▸ What the exercise asks:
Write out the records below word for word, please.

▸ Records supplied:
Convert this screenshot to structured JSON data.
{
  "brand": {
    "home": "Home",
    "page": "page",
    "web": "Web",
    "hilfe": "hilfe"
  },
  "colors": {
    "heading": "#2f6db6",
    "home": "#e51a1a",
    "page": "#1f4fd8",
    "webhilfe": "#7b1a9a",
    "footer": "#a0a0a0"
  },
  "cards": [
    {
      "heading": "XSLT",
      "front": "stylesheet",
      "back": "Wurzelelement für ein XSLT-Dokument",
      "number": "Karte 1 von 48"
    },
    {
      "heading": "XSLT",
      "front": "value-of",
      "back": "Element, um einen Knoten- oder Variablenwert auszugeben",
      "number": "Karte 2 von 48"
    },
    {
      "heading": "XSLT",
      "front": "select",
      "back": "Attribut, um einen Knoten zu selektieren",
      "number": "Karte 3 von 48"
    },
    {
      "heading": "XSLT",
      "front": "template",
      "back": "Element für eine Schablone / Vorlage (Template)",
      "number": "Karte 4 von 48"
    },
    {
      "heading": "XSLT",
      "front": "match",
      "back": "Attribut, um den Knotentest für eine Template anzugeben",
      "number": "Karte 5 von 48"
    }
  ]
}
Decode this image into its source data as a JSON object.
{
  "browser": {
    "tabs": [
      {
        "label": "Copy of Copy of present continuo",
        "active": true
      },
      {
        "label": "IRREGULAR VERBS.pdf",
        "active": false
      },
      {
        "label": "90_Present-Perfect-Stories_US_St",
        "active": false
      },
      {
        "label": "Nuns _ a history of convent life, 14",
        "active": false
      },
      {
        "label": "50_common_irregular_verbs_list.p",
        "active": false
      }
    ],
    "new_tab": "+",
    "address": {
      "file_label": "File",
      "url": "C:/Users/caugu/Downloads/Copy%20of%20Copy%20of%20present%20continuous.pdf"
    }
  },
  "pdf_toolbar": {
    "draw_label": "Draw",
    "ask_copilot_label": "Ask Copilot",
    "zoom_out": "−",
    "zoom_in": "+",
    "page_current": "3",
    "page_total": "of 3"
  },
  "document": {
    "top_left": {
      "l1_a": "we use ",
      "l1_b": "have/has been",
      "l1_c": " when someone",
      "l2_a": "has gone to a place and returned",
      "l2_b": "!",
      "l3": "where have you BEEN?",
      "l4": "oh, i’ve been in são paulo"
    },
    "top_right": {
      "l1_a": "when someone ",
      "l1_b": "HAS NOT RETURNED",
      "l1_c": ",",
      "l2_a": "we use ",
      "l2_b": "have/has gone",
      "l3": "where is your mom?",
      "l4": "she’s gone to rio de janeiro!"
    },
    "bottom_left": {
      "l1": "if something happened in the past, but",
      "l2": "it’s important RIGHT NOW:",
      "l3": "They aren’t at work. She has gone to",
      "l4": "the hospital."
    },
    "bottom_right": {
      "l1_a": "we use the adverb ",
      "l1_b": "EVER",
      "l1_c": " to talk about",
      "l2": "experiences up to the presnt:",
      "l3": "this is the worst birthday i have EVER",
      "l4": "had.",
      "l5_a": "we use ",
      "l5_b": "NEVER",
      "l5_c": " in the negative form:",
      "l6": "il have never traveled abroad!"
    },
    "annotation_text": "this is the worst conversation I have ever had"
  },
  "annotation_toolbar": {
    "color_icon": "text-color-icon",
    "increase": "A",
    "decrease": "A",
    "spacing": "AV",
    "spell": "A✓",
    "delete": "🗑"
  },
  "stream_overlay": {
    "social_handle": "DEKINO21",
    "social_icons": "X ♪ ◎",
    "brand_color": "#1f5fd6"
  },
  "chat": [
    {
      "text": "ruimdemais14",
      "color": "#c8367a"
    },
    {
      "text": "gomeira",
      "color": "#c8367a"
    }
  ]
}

▸ Result for this exercise:
Convert this screenshot to structured JSON data.
{
  "brand": {
    "home": "Home",
    "page": "page",
    "web": "Web",
    "hilfe": "hilfe"
  },
  "colors": {
    "heading": "#2f6db6",
    "home": "#e51a1a",
    "page": "#1f4fd8",
    "webhilfe": "#7b1a9a",
    "footer": "#a0a0a0"
  },
  "cards": [
    {
      "heading": "XSLT",
      "front": "stylesheet",
      "back": "Wurzelelement für ein XSLT-Dokument",
      "number": "Karte 1 von 48"
    },
    {
      "heading": "XSLT",
      "front": "value-of",
      "back": "Element, um einen Knoten- oder Variablenwert auszugeben",
      "number": "Karte 2 von 48"
    },
    {
      "heading": "XSLT",
      "front": "select",
      "back": "Attribut, um einen Knoten zu selektieren",
      "number": "Karte 3 von 48"
    },
    {
      "heading": "XSLT",
      "front": "template",
      "back": "Element für eine Schablone / Vorlage (Template)",
      "number": "Karte 4 von 48"
    },
    {
      "heading": "XSLT",
      "front": "match",
      "back": "Attribut, um den Knotentest für eine Template anzugeben",
      "number": "Karte 5 von 48"
    }
  ]
}
Decode this image into its source data as a JSON object.
{
  "browser": {
    "tabs": [
      {
        "label": "Copy of Copy of present continuo",
        "active": true
      },
      {
        "label": "IRREGULAR VERBS.pdf",
        "active": false
      },
      {
        "label": "90_Present-Perfect-Stories_US_St",
        "active": false
      },
      {
        "label": "Nuns _ a history of convent life, 14",
        "active": false
      },
      {
        "label": "50_common_irregular_verbs_list.p",
        "active": false
      }
    ],
    "new_tab": "+",
    "address": {
      "file_label": "File",
      "url": "C:/Users/caugu/Downloads/Copy%20of%20Copy%20of%20present%20continuous.pdf"
    }
  },
  "pdf_toolbar": {
    "draw_label": "Draw",
    "ask_copilot_label": "Ask Copilot",
    "zoom_out": "−",
    "zoom_in": "+",
    "page_current": "3",
    "page_total": "of 3"
  },
  "document": {
    "top_left": {
      "l1_a": "we use ",
      "l1_b": "have/has been",
      "l1_c": " when someone",
      "l2_a": "has gone to a place and returned",
      "l2_b": "!",
      "l3": "where have you BEEN?",
      "l4": "oh, i’ve been in são paulo"
    },
    "top_right": {
      "l1_a": "when someone ",
      "l1_b": "HAS NOT RETURNED",
      "l1_c": ",",
      "l2_a": "we use ",
      "l2_b": "have/has gone",
      "l3": "where is your mom?",
      "l4": "she’s gone to rio de janeiro!"
    },
    "bottom_left": {
      "l1": "if something happened in the past, but",
      "l2": "it’s important RIGHT NOW:",
      "l3": "They aren’t at work. She has gone to",
      "l4": "the hospital."
    },
    "bottom_right": {
      "l1_a": "we use the adverb ",
      "l1_b": "EVER",
      "l1_c": " to talk about",
      "l2": "experiences up to the presnt:",
      "l3": "this is the worst birthday i have EVER",
      "l4": "had.",
      "l5_a": "we use ",
      "l5_b": "NEVER",
      "l5_c": " in the negative form:",
      "l6": "il have never traveled abroad!"
    },
    "annotation_text": "this is the worst conversation I have ever had"
  },
  "annotation_toolbar": {
    "color_icon": "text-color-icon",
    "increase": "A",
    "decrease": "A",
    "spacing": "AV",
    "spell": "A✓",
    "delete": "🗑"
  },
  "stream_overlay": {
    "social_handle": "DEKINO21",
    "social_icons": "X ♪ ◎",
    "brand_color": "#1f5fd6"
  },
  "chat": [
    {
      "text": "ruimdemais14",
      "color": "#c8367a"
    },
    {
      "text": "gomeira",
      "color": "#c8367a"
    }
  ]
}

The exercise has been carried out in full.